Material provided:
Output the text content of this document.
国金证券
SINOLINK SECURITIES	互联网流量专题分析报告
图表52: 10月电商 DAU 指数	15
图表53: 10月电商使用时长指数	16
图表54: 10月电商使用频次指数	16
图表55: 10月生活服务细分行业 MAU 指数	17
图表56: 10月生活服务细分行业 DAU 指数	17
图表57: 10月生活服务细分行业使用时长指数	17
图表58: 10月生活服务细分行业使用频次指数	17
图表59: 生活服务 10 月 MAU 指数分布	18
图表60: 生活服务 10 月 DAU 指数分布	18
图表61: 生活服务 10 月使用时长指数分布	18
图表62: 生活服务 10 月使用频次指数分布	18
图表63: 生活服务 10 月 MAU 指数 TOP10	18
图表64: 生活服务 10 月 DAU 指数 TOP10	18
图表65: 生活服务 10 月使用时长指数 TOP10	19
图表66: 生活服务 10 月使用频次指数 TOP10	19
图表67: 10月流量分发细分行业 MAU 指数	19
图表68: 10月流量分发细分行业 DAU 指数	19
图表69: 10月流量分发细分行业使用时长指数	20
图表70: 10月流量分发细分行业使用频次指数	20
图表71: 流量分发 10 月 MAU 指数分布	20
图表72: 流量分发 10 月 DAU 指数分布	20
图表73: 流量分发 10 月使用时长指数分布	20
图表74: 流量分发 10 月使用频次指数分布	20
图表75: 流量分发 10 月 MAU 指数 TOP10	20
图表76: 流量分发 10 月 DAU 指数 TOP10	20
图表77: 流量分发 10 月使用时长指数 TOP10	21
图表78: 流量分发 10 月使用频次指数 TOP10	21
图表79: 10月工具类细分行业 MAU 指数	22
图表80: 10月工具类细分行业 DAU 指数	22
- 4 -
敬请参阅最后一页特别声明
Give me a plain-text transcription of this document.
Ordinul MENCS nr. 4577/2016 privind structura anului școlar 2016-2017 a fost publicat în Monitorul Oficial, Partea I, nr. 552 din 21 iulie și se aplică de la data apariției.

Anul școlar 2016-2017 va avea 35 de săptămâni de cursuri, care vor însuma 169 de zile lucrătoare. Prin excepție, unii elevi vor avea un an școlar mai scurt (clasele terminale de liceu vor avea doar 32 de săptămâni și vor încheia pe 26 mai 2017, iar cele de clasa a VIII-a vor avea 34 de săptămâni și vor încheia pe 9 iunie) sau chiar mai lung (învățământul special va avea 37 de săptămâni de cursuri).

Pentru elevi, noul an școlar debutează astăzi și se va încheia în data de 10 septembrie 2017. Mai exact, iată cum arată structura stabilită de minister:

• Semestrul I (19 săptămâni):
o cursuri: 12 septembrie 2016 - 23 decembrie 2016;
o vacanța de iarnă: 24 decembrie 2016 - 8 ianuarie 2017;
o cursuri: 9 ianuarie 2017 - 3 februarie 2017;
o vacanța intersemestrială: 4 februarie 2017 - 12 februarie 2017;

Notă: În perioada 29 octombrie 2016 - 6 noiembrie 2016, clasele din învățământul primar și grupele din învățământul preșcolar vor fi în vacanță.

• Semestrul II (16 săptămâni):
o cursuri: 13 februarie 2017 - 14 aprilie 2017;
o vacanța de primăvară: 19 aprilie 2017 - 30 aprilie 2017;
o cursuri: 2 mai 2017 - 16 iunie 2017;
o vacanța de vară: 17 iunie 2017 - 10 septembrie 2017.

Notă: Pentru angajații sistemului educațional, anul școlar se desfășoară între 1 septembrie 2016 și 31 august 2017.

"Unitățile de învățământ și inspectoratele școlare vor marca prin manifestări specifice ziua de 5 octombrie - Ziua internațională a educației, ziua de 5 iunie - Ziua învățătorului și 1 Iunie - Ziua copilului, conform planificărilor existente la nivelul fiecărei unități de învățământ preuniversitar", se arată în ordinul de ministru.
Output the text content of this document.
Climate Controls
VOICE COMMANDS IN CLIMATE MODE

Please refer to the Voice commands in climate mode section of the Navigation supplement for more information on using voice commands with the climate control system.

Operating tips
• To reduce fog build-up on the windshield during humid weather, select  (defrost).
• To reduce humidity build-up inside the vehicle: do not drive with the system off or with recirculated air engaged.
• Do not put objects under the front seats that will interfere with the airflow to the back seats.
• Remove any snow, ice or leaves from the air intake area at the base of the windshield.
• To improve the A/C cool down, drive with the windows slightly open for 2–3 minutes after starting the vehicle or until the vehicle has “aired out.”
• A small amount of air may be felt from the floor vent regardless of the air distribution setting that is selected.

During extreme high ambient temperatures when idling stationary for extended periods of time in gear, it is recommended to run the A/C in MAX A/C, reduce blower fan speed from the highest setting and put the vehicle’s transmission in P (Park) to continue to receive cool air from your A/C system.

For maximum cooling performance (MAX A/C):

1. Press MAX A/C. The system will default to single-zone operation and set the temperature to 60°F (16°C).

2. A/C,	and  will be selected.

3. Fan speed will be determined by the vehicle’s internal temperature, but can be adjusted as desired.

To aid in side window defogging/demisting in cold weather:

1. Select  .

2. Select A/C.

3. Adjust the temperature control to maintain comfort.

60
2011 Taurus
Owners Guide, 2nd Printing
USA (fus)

What you will do:
Copy out all lines that carry the word "data".

Output:
Ordinul MENCS nr. 4577/2016 privind structura anului școlar 2016-2017 a fost publicat în Monitorul Oficial, Partea I, nr. 552 din 21 iulie și se aplică de la data apariției.
Pentru elevi, noul an școlar debutează astăzi și se va încheia în data de 10 septembrie 2017. Mai exact, iată cum arată structura stabilită de minister:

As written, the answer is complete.